Challenge: Give the data below again exactly as written, without its pictures.

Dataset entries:
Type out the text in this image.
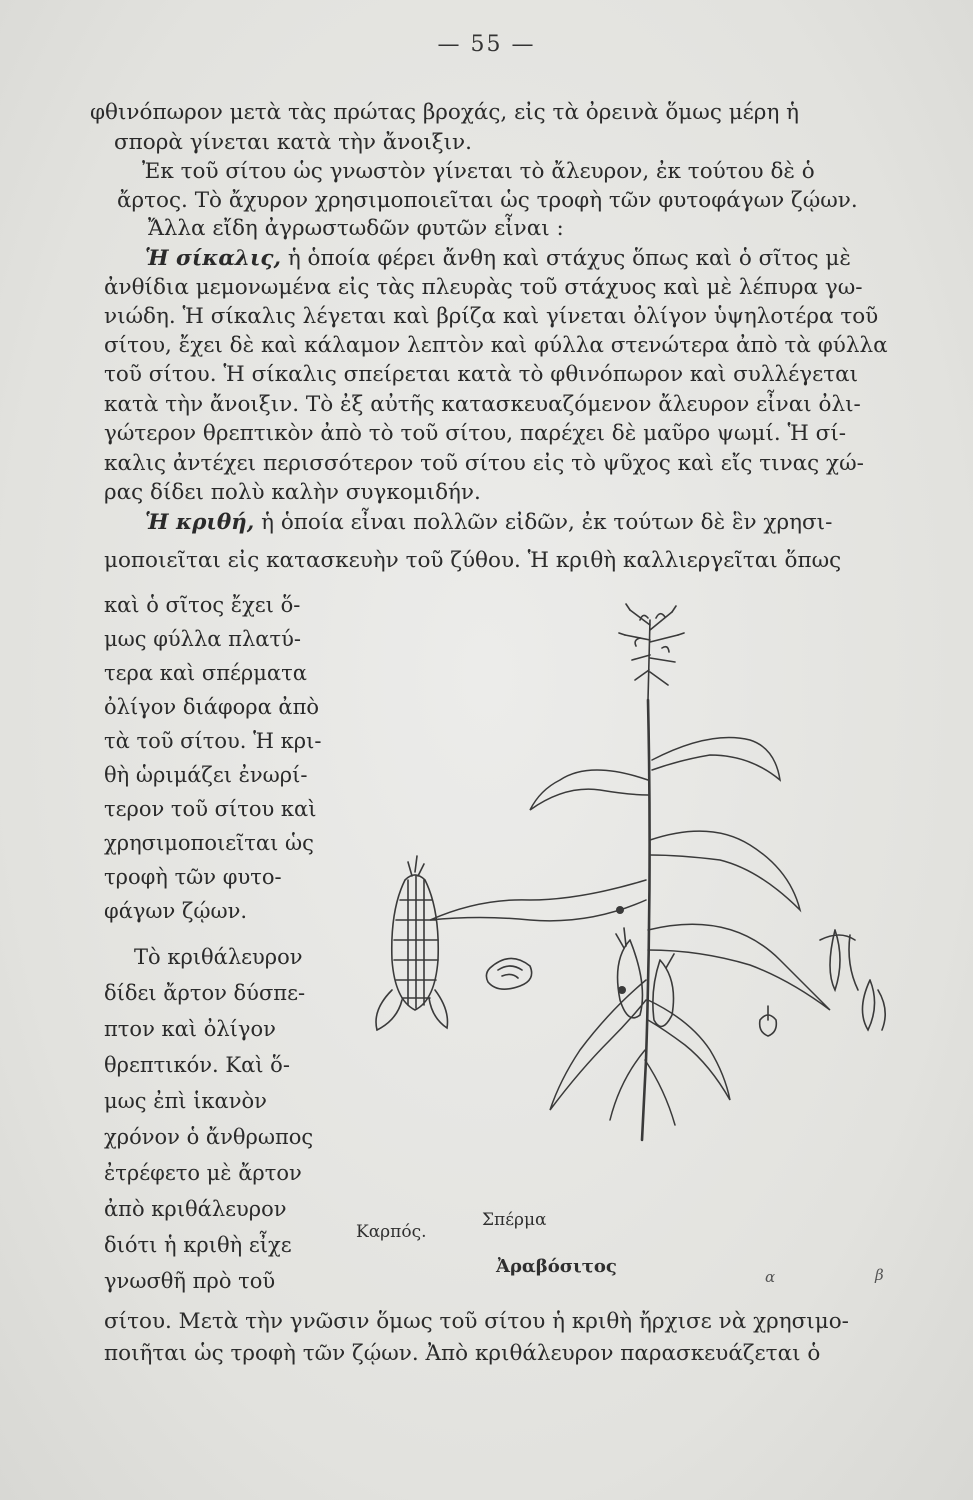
— 55 —
φθινόπωρον μετὰ τὰς πρώτας βροχάς, εἰς τὰ ὀρεινὰ ὅμως μέρη ἡ
σπορὰ γίνεται κατὰ τὴν ἄνοιξιν.
Ἐκ τοῦ σίτου ὡς γνωστὸν γίνεται τὸ ἄλευρον, ἐκ τούτου δὲ ὁ
ἄρτος. Τὸ ἄχυρον χρησιμοποιεῖται ὡς τροφὴ τῶν φυτοφάγων ζῴων.
Ἄλλα εἴδη ἀγρωστωδῶν φυτῶν εἶναι :
Ἡ σίκαλις, ἡ ὁποία φέρει ἄνθη καὶ στάχυς ὅπως καὶ ὁ σῖτος μὲ
ἀνθίδια μεμονωμένα εἰς τὰς πλευρὰς τοῦ στάχυος καὶ μὲ λέπυρα γω-
νιώδη. Ἡ σίκαλις λέγεται καὶ βρίζα καὶ γίνεται ὀλίγον ὑψηλοτέρα τοῦ
σίτου, ἔχει δὲ καὶ κάλαμον λεπτὸν καὶ φύλλα στενώτερα ἀπὸ τὰ φύλλα
τοῦ σίτου. Ἡ σίκαλις σπείρεται κατὰ τὸ φθινόπωρον καὶ συλλέγεται
κατὰ τὴν ἄνοιξιν. Τὸ ἐξ αὐτῆς κατασκευαζόμενον ἄλευρον εἶναι ὀλι-
γώτερον θρεπτικὸν ἀπὸ τὸ τοῦ σίτου, παρέχει δὲ μαῦρο ψωμί. Ἡ σί-
καλις ἀντέχει περισσότερον τοῦ σίτου εἰς τὸ ψῦχος καὶ εἴς τινας χώ-
ρας δίδει πολὺ καλὴν συγκομιδήν.
Ἡ κριθή, ἡ ὁποία εἶναι πολλῶν εἰδῶν, ἐκ τούτων δὲ ἓν χρησι-
μοποιεῖται εἰς κατασκευὴν τοῦ ζύθου. Ἡ κριθὴ καλλιεργεῖται ὅπως
καὶ ὁ σῖτος ἔχει ὅ-
μως φύλλα πλατύ-
τερα καὶ σπέρματα
ὀλίγον διάφορα ἀπὸ
τὰ τοῦ σίτου. Ἡ κρι-
θὴ ὡριμάζει ἐνωρί-
τερον τοῦ σίτου καὶ
χρησιμοποιεῖται ὡς
τροφὴ τῶν φυτο-
φάγων ζῴων.
Τὸ κριθάλευρον
δίδει ἄρτον δύσπε-
πτον καὶ ὀλίγον
θρεπτικόν. Καὶ ὅ-
μως ἐπὶ ἱκανὸν
χρόνον ὁ ἄνθρωπος
ἐτρέφετο μὲ ἄρτον
ἀπὸ κριθάλευρον
διότι ἡ κριθὴ εἶχε
γνωσθῆ πρὸ τοῦ
σίτου. Μετὰ τὴν γνῶσιν ὅμως τοῦ σίτου ἡ κριθὴ ἤρχισε νὰ χρησιμο-
ποιῆται ὡς τροφὴ τῶν ζῴων. Ἀπὸ κριθάλευρον παρασκευάζεται ὁ
Καρπός.
Σπέρμα
Ἀραβόσιτος	α	β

Result of this task:
Type out the text in this image.
— 55 —
φθινόπωρον μετὰ τὰς πρώτας βροχάς, εἰς τὰ ὀρεινὰ ὅμως μέρη ἡ
σπορὰ γίνεται κατὰ τὴν ἄνοιξιν.
Ἐκ τοῦ σίτου ὡς γνωστὸν γίνεται τὸ ἄλευρον, ἐκ τούτου δὲ ὁ
ἄρτος. Τὸ ἄχυρον χρησιμοποιεῖται ὡς τροφὴ τῶν φυτοφάγων ζῴων.
Ἄλλα εἴδη ἀγρωστωδῶν φυτῶν εἶναι :
Ἡ σίκαλις, ἡ ὁποία φέρει ἄνθη καὶ στάχυς ὅπως καὶ ὁ σῖτος μὲ
ἀνθίδια μεμονωμένα εἰς τὰς πλευρὰς τοῦ στάχυος καὶ μὲ λέπυρα γω-
νιώδη. Ἡ σίκαλις λέγεται καὶ βρίζα καὶ γίνεται ὀλίγον ὑψηλοτέρα τοῦ
σίτου, ἔχει δὲ καὶ κάλαμον λεπτὸν καὶ φύλλα στενώτερα ἀπὸ τὰ φύλλα
τοῦ σίτου. Ἡ σίκαλις σπείρεται κατὰ τὸ φθινόπωρον καὶ συλλέγεται
κατὰ τὴν ἄνοιξιν. Τὸ ἐξ αὐτῆς κατασκευαζόμενον ἄλευρον εἶναι ὀλι-
γώτερον θρεπτικὸν ἀπὸ τὸ τοῦ σίτου, παρέχει δὲ μαῦρο ψωμί. Ἡ σί-
καλις ἀντέχει περισσότερον τοῦ σίτου εἰς τὸ ψῦχος καὶ εἴς τινας χώ-
ρας δίδει πολὺ καλὴν συγκομιδήν.
Ἡ κριθή, ἡ ὁποία εἶναι πολλῶν εἰδῶν, ἐκ τούτων δὲ ἓν χρησι-
μοποιεῖται εἰς κατασκευὴν τοῦ ζύθου. Ἡ κριθὴ καλλιεργεῖται ὅπως
καὶ ὁ σῖτος ἔχει ὅ-
μως φύλλα πλατύ-
τερα καὶ σπέρματα
ὀλίγον διάφορα ἀπὸ
τὰ τοῦ σίτου. Ἡ κρι-
θὴ ὡριμάζει ἐνωρί-
τερον τοῦ σίτου καὶ
χρησιμοποιεῖται ὡς
τροφὴ τῶν φυτο-
φάγων ζῴων.
Τὸ κριθάλευρον
δίδει ἄρτον δύσπε-
πτον καὶ ὀλίγον
θρεπτικόν. Καὶ ὅ-
μως ἐπὶ ἱκανὸν
χρόνον ὁ ἄνθρωπος
ἐτρέφετο μὲ ἄρτον
ἀπὸ κριθάλευρον
διότι ἡ κριθὴ εἶχε
γνωσθῆ πρὸ τοῦ
σίτου. Μετὰ τὴν γνῶσιν ὅμως τοῦ σίτου ἡ κριθὴ ἤρχισε νὰ χρησιμο-
ποιῆται ὡς τροφὴ τῶν ζῴων. Ἀπὸ κριθάλευρον παρασκευάζεται ὁ
Καρπός.
Σπέρμα
Ἀραβόσιτος	α	β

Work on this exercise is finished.